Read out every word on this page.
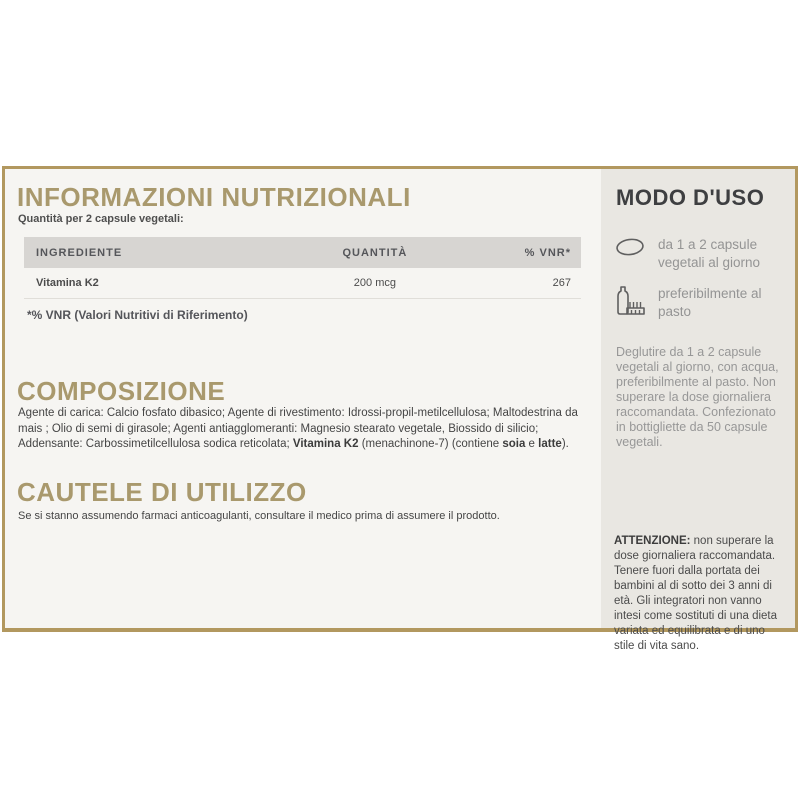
INFORMAZIONI NUTRIZIONALI
Quantità per 2 capsule vegetali:
INGREDIENTE	QUANTITÀ	% VNR*
Vitamina K2	200 mcg	267
*% VNR (Valori Nutritivi di Riferimento)
COMPOSIZIONE
Agente di carica: Calcio fosfato dibasico; Agente di rivestimento: Idrossi-propil-metilcellulosa; Maltodestrina da mais ; Olio di semi di girasole; Agenti antiagglomeranti: Magnesio stearato vegetale, Biossido di silicio; Addensante: Carbossimetilcellulosa sodica reticolata; Vitamina K2 (menachinone-7) (contiene soia e latte).
CAUTELE DI UTILIZZO
Se si stanno assumendo farmaci anticoagulanti, consultare il medico prima di assumere il prodotto.
MODO D'USO
da 1 a 2 capsule vegetali al giorno
preferibilmente al pasto
Deglutire da 1 a 2 capsule vegetali al giorno, con acqua, preferibilmente al pasto. Non superare la dose giornaliera raccomandata. Confezionato in bottigliette da 50 capsule vegetali.
ATTENZIONE: non superare la dose giornaliera raccomandata. Tenere fuori dalla portata dei bambini al di sotto dei 3 anni di età. Gli integratori non vanno intesi come sostituti di una dieta variata ed equilibrata e di uno stile di vita sano.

▶ PROBLEM TO SOLVE
Could you reproduce every record above exactly, leaving out the pictures?

▶ EXERCISE OUTPUT
Read out every word on this page.
INFORMAZIONI NUTRIZIONALI
Quantità per 2 capsule vegetali:
INGREDIENTE	QUANTITÀ	% VNR*
Vitamina K2	200 mcg	267
*% VNR (Valori Nutritivi di Riferimento)
COMPOSIZIONE
Agente di carica: Calcio fosfato dibasico; Agente di rivestimento: Idrossi-propil-metilcellulosa; Maltodestrina da mais ; Olio di semi di girasole; Agenti antiagglomeranti: Magnesio stearato vegetale, Biossido di silicio; Addensante: Carbossimetilcellulosa sodica reticolata; Vitamina K2 (menachinone-7) (contiene soia e latte).
CAUTELE DI UTILIZZO
Se si stanno assumendo farmaci anticoagulanti, consultare il medico prima di assumere il prodotto.
MODO D'USO
da 1 a 2 capsule vegetali al giorno
preferibilmente al pasto
Deglutire da 1 a 2 capsule vegetali al giorno, con acqua, preferibilmente al pasto. Non superare la dose giornaliera raccomandata. Confezionato in bottigliette da 50 capsule vegetali.
ATTENZIONE: non superare la dose giornaliera raccomandata. Tenere fuori dalla portata dei bambini al di sotto dei 3 anni di età. Gli integratori non vanno intesi come sostituti di una dieta variata ed equilibrata e di uno stile di vita sano.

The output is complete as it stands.